Problem statement - From the entries below, count the lines with "JSON". Write only the count.

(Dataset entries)
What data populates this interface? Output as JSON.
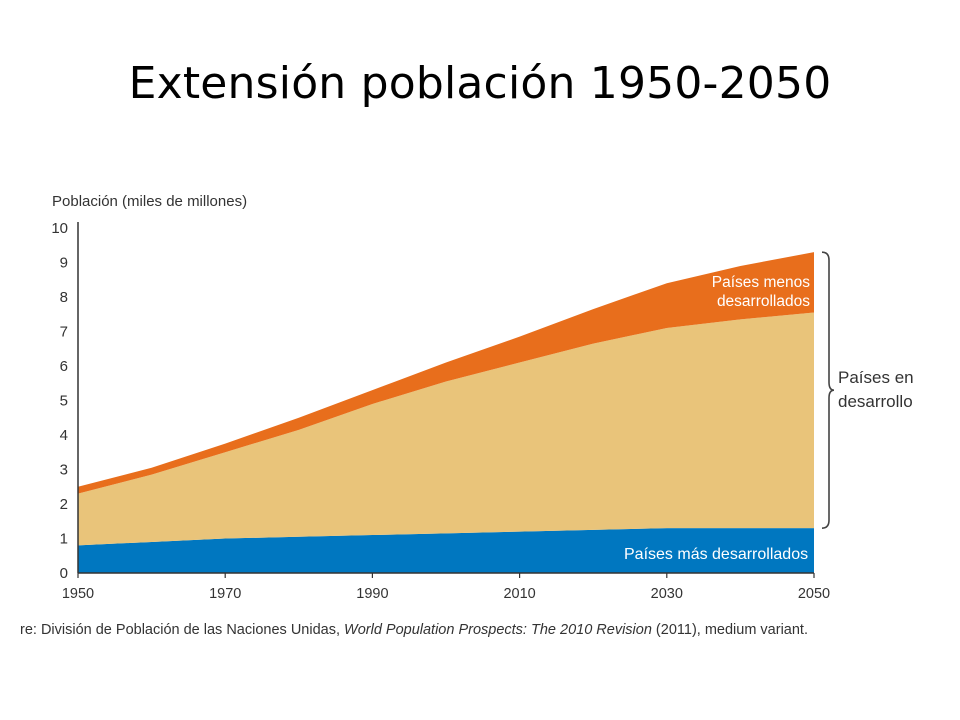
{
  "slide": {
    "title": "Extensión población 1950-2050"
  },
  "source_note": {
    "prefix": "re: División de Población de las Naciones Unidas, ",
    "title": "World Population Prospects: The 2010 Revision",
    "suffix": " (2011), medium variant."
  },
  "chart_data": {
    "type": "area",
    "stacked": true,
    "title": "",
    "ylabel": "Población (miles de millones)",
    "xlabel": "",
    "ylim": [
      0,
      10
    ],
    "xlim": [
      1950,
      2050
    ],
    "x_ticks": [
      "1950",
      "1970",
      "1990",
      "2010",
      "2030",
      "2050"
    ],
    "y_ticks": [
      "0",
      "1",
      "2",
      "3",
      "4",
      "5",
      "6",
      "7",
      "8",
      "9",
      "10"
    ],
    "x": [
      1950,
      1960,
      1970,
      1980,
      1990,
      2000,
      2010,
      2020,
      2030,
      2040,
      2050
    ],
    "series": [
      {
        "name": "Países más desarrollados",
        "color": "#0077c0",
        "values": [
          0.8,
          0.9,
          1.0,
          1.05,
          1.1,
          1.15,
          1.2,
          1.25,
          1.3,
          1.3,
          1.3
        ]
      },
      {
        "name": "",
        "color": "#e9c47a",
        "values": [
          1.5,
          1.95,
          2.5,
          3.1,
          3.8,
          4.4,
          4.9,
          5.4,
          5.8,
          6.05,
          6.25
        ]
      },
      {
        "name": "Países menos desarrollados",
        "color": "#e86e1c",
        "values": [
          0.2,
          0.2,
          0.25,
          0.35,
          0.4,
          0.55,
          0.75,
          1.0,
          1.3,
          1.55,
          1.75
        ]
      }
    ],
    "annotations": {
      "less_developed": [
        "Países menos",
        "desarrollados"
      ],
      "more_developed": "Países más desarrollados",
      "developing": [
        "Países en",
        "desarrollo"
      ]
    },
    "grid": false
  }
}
...
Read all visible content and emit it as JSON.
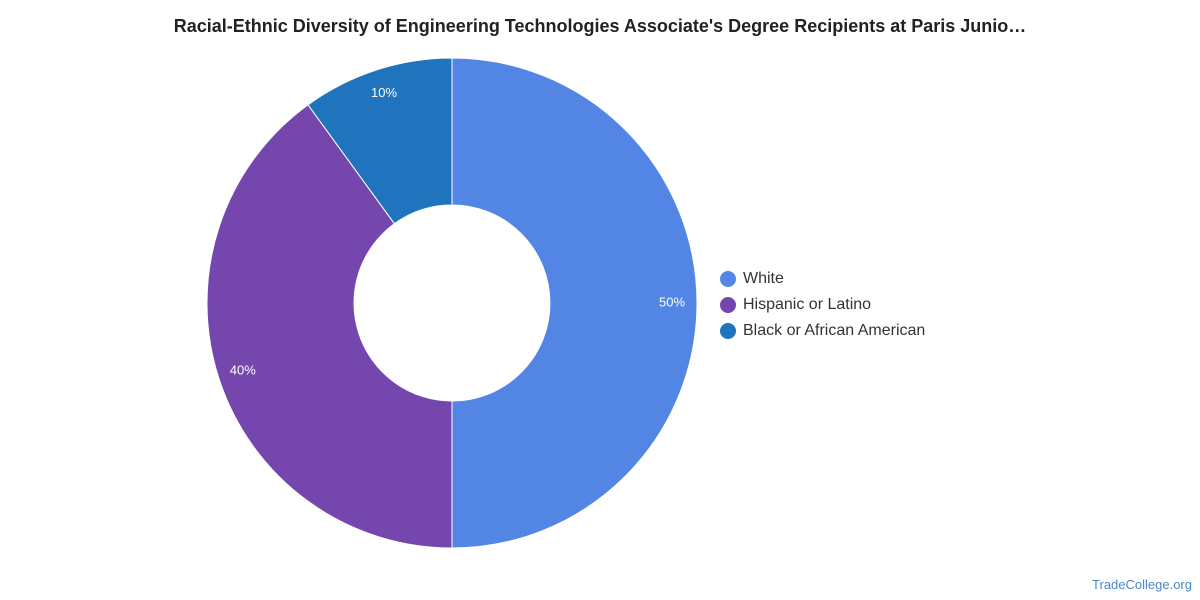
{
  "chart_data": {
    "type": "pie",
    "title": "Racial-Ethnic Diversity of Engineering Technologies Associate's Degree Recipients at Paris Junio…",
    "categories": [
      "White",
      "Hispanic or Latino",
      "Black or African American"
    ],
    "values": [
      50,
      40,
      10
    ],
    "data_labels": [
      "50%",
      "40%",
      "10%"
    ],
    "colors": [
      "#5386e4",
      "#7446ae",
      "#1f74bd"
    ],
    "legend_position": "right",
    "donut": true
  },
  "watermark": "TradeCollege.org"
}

Written solution - 2